Each record below should appear again exactly as written.

===== EXCERPTED DATA

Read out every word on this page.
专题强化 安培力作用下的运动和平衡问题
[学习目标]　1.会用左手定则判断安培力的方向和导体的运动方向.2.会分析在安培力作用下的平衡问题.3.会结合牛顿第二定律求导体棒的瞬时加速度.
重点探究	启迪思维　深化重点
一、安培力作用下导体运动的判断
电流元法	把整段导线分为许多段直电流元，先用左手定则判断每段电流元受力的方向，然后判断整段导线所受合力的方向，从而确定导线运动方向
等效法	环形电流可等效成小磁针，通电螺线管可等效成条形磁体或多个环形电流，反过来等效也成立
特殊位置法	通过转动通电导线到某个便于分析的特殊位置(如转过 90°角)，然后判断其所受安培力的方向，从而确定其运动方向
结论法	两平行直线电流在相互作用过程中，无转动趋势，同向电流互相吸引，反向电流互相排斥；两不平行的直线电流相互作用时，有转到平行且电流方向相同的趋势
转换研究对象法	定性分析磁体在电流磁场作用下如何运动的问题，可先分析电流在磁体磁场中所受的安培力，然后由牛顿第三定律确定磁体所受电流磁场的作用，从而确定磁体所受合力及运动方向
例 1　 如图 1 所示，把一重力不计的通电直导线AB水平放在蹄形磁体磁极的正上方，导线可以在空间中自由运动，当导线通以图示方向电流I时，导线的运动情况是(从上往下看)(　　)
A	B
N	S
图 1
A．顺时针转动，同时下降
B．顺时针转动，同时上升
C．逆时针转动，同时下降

==========

OUTPUT FOR THIS EXERCISE:
Read out every word on this page.
专题强化 安培力作用下的运动和平衡问题
[学习目标]　1.会用左手定则判断安培力的方向和导体的运动方向.2.会分析在安培力作用下的平衡问题.3.会结合牛顿第二定律求导体棒的瞬时加速度.
重点探究	启迪思维　深化重点
一、安培力作用下导体运动的判断
电流元法	把整段导线分为许多段直电流元，先用左手定则判断每段电流元受力的方向，然后判断整段导线所受合力的方向，从而确定导线运动方向
等效法	环形电流可等效成小磁针，通电螺线管可等效成条形磁体或多个环形电流，反过来等效也成立
特殊位置法	通过转动通电导线到某个便于分析的特殊位置(如转过 90°角)，然后判断其所受安培力的方向，从而确定其运动方向
结论法	两平行直线电流在相互作用过程中，无转动趋势，同向电流互相吸引，反向电流互相排斥；两不平行的直线电流相互作用时，有转到平行且电流方向相同的趋势
转换研究对象法	定性分析磁体在电流磁场作用下如何运动的问题，可先分析电流在磁体磁场中所受的安培力，然后由牛顿第三定律确定磁体所受电流磁场的作用，从而确定磁体所受合力及运动方向
例 1　 如图 1 所示，把一重力不计的通电直导线AB水平放在蹄形磁体磁极的正上方，导线可以在空间中自由运动，当导线通以图示方向电流I时，导线的运动情况是(从上往下看)(　　)
A	B
N	S
图 1
A．顺时针转动，同时下降
B．顺时针转动，同时上升
C．逆时针转动，同时下降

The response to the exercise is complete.